TASK OBJECTIVE
Copy everything in the data below exactly except the pictures.

— START SOURCE DATA —

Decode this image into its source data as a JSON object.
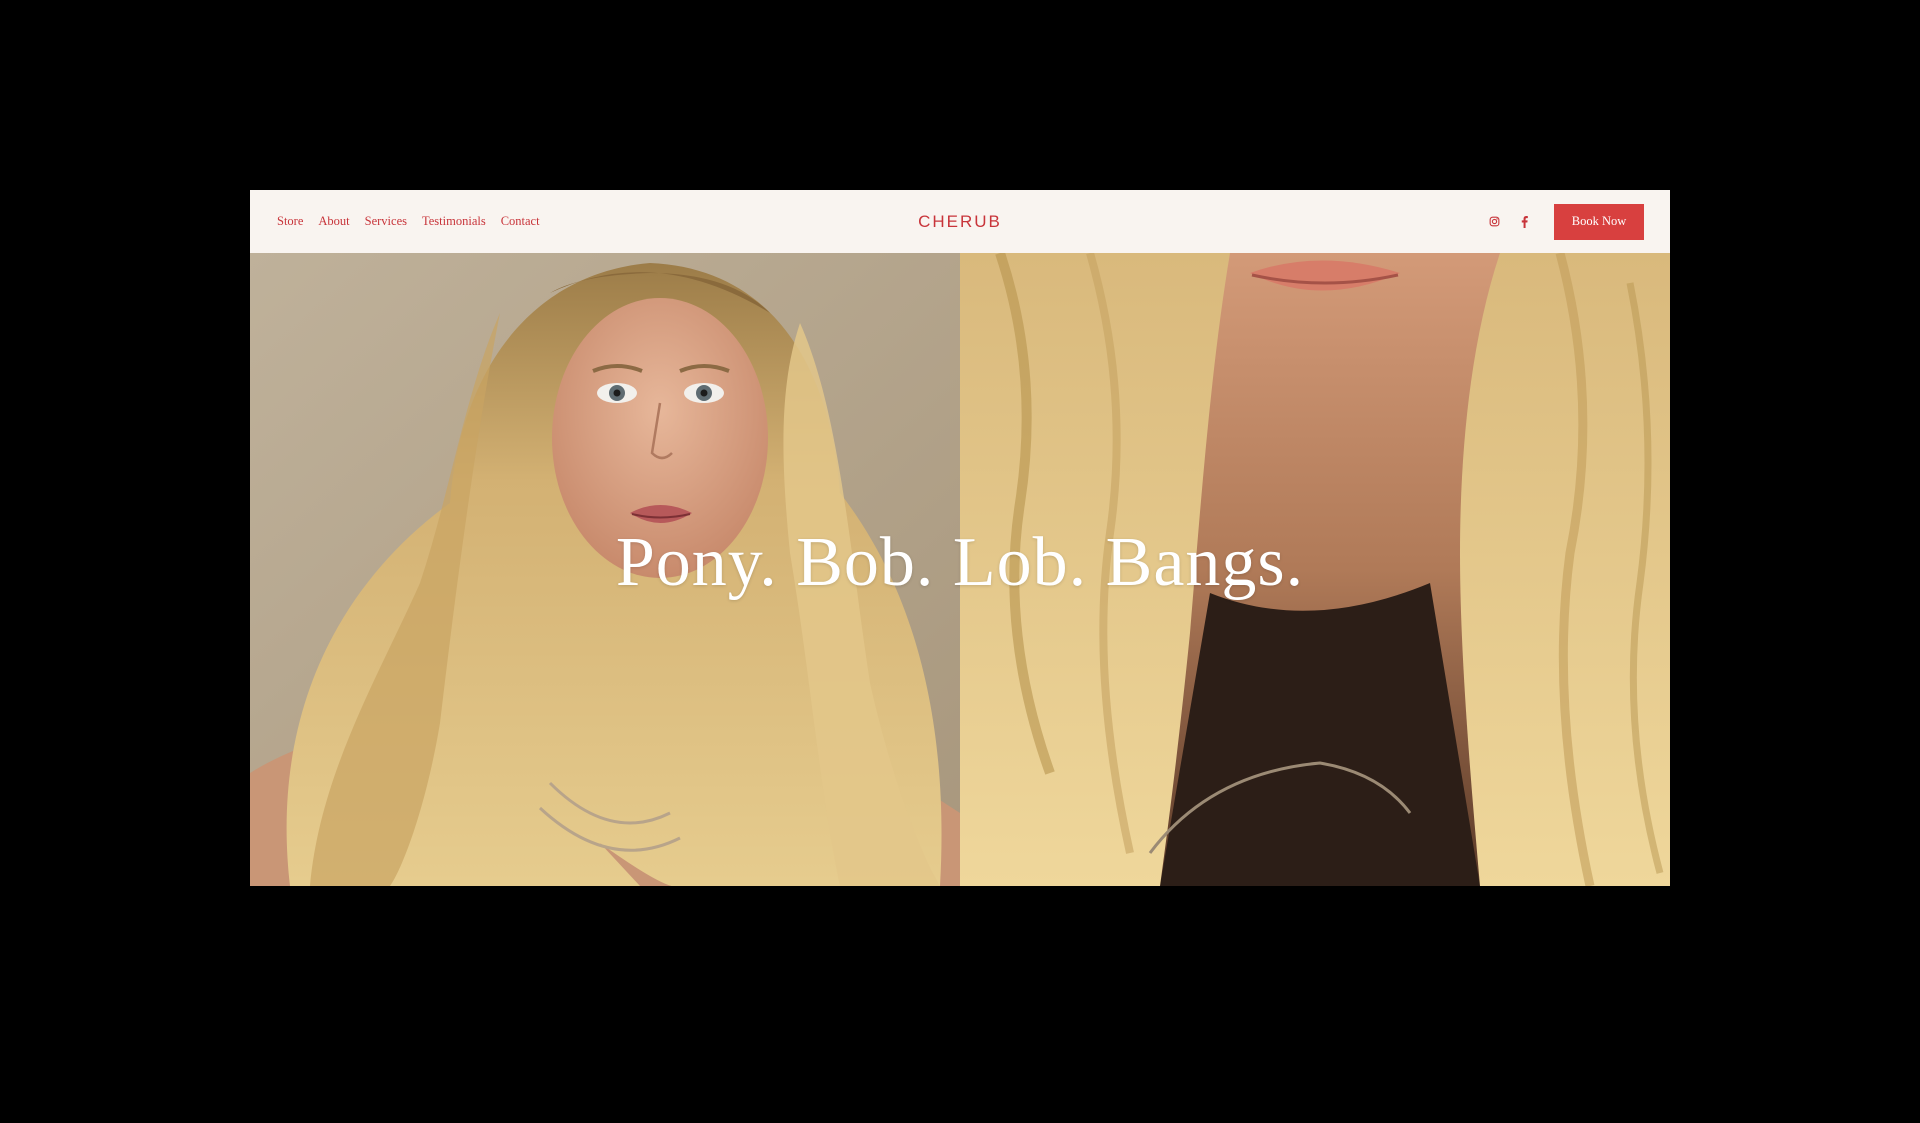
{
  "header": {
    "nav": [
      "Store",
      "About",
      "Services",
      "Testimonials",
      "Contact"
    ],
    "logo": "CHERUB",
    "social": [
      "instagram-icon",
      "facebook-icon"
    ],
    "cta_label": "Book Now"
  },
  "hero": {
    "headline": "Pony. Bob. Lob. Bangs."
  },
  "colors": {
    "brand_red": "#c8343a",
    "button_red": "#d8403f",
    "header_bg": "#f9f4f0",
    "frame_bg": "#000000"
  }
}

— END SOURCE DATA —

COMPLETED TASK
Decode this image into its source data as a JSON object.
{
  "header": {
    "nav": [
      "Store",
      "About",
      "Services",
      "Testimonials",
      "Contact"
    ],
    "logo": "CHERUB",
    "social": [
      "instagram-icon",
      "facebook-icon"
    ],
    "cta_label": "Book Now"
  },
  "hero": {
    "headline": "Pony. Bob. Lob. Bangs."
  },
  "colors": {
    "brand_red": "#c8343a",
    "button_red": "#d8403f",
    "header_bg": "#f9f4f0",
    "frame_bg": "#000000"
  }
}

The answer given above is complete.